# 作業内容 1
ページ抜粋から、「モノクローム・ロマンス文庫を」を含む語句で始まり「に残るものとなっていました。」で終わる部分を、一字も変えずに書き写してください。
# 作業内容 2
ページ抜粋の「BL面は受が」で始まる段落を、主な内容を残したまま箇条書きに短くまとめる。

# ページ抜粋
.....
この作家さんは海外ものは初めてだそうですが、流石ベテラン作家さんだけに安心して読めます。
モノクローム・ロマンス文庫を読んでいるかのように違和感のない翻訳風小説で、文章も躍動感があり、スリルを持って読み進めました。登場人物も個性があり、会話のやり取りもテンポ良く面白かったです。
猟奇事件をテーマに取り扱っていますが、サスペンスもので、犯人や真相はある程度読者に読める展開になっています。その上で最後に真相等が明かされて、結末が予想外・・では無いんですが、そこが作家さんの力量で、真相もなかなかに魅せられ、心に残るものとなっていました。
表紙を開けた次のページの何気ないイラストに全てが詰まっているので、一冊読んで振り返ると、なかなか切ないものがあります。
BL面は受が女性的な容姿であったり、最初からお互い惹かれあっている設定等にBLものとして物足りないパターンだなーと思っていると、意外に受が誰よりも言葉使いが男っぽかったりして、ツボにハマりました。恋愛も事件に並行してナチュラルに発展していく感じで、そちらも楽しめました。
ストーリー自体は痛ましい部分もありますが、設定等は作り込まれているので、海外風サスペンスとしては充分楽しめると思います。作家さんの総合力で読ませる作品だなーと感じました。
.....
# 行一覧
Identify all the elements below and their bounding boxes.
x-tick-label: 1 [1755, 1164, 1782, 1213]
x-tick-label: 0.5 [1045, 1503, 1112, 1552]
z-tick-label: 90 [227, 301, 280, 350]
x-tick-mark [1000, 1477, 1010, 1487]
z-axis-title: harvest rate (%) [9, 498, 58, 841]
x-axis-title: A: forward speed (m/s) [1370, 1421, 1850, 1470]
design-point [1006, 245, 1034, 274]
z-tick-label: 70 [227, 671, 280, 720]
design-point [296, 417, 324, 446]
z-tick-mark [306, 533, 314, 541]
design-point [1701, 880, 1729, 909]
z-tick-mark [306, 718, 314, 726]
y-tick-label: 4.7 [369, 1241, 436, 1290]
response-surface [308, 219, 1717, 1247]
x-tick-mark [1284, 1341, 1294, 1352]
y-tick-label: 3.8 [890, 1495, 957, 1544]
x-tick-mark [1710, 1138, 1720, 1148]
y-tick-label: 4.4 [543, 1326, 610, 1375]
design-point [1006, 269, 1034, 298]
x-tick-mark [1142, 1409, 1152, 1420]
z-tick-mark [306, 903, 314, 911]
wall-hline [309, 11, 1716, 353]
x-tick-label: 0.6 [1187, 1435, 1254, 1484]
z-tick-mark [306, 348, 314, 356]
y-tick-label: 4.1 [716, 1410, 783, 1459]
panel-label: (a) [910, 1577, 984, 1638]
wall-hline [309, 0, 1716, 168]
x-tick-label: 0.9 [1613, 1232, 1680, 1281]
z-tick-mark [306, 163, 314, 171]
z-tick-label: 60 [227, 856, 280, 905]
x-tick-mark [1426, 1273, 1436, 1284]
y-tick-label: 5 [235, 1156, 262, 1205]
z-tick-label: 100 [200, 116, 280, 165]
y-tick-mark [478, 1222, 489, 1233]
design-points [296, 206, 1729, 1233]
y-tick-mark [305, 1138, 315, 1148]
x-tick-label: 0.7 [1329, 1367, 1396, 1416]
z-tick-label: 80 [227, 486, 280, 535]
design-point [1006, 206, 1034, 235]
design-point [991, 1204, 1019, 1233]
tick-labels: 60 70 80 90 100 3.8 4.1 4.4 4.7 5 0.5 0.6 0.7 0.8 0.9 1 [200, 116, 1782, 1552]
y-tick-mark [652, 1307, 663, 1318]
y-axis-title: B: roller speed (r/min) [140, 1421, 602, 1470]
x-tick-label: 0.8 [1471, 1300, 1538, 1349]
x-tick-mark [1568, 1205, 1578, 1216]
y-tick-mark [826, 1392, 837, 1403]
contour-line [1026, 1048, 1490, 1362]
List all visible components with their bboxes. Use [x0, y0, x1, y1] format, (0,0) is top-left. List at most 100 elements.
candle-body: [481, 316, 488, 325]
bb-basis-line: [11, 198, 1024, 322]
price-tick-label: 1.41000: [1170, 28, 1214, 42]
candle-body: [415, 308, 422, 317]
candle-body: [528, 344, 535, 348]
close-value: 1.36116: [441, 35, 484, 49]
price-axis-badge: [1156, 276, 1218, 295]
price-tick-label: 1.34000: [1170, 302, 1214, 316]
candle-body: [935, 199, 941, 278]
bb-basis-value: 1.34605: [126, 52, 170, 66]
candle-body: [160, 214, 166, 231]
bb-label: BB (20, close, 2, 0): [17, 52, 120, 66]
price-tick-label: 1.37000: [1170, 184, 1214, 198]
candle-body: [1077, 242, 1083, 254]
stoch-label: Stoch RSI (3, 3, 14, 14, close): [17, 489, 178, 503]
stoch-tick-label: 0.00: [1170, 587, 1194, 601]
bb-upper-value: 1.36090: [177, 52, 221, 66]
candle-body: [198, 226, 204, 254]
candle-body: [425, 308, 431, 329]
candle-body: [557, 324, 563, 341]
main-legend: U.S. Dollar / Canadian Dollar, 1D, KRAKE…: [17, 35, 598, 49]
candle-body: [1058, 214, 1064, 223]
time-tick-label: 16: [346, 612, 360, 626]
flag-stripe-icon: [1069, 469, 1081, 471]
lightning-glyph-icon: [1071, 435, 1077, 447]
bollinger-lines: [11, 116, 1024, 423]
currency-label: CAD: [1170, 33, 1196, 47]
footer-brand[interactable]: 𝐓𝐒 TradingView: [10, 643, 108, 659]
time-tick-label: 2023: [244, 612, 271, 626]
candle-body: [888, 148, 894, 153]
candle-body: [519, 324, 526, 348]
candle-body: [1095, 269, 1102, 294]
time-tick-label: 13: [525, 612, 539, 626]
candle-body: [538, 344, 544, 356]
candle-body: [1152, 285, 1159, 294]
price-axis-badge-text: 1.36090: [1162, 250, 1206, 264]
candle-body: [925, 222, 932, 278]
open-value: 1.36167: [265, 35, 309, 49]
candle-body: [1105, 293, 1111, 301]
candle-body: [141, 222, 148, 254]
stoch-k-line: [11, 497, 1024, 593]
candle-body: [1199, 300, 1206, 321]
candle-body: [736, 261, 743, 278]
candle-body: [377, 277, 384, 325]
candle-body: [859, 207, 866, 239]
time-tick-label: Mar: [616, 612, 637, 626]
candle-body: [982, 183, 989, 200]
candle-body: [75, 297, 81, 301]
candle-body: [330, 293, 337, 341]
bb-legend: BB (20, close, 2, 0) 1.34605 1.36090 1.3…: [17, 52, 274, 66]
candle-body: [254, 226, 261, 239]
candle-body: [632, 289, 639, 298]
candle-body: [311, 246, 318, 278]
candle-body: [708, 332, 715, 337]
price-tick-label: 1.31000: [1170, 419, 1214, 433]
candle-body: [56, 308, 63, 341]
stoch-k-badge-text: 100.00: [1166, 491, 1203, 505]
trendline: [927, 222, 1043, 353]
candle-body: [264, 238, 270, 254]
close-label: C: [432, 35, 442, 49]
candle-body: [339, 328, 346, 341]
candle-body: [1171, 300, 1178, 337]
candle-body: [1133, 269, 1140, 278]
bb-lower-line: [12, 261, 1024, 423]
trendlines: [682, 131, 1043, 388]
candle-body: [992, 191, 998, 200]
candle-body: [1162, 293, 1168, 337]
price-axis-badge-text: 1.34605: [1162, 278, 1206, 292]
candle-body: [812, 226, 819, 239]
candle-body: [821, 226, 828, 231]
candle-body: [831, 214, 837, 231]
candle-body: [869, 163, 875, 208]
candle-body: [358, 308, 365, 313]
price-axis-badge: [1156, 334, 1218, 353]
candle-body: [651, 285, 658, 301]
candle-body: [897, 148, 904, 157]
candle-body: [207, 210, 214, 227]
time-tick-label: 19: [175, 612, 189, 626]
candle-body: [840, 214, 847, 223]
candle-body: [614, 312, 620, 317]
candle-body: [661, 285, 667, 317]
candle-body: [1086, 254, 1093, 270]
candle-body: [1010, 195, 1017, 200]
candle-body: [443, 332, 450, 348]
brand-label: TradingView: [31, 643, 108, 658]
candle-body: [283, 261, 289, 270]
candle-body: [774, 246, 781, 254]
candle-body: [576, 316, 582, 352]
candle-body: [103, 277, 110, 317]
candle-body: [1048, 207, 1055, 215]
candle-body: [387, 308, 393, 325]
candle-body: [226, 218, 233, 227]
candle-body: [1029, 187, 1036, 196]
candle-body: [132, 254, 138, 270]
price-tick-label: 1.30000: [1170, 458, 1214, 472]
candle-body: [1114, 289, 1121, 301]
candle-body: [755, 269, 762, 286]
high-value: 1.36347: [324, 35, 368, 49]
.....
# 出力結果 1
モノクローム・ロマンス文庫を読んでいるかのように違和感のない翻訳風小説で、文章も躍動感があり、スリルを持って読み進めました。登場人物も個性があり、会話のやり取りもテンポ良く面白かったです。
猟奇事件をテーマに取り扱っていますが、サスペンスもので、犯人や真相はある程度読者に読める展開になっています。その上で最後に真相等が明かされて、結末が予想外・・では無いんですが、そこが作家さんの力量で、真相もなかなかに魅せられ、心に残るものとなっていました。

# 出力結果 2
- 受が女性的な容姿で、二人が最初から互いに惹かれ合っている設定なので、BLものとしては物足りないパターンだと思った。
- ところが受は誰よりも言葉使いが男っぽく、そこがツボにハマった。
- 恋愛は事件と並行して自然に発展していく感じで、そちらも楽しめた。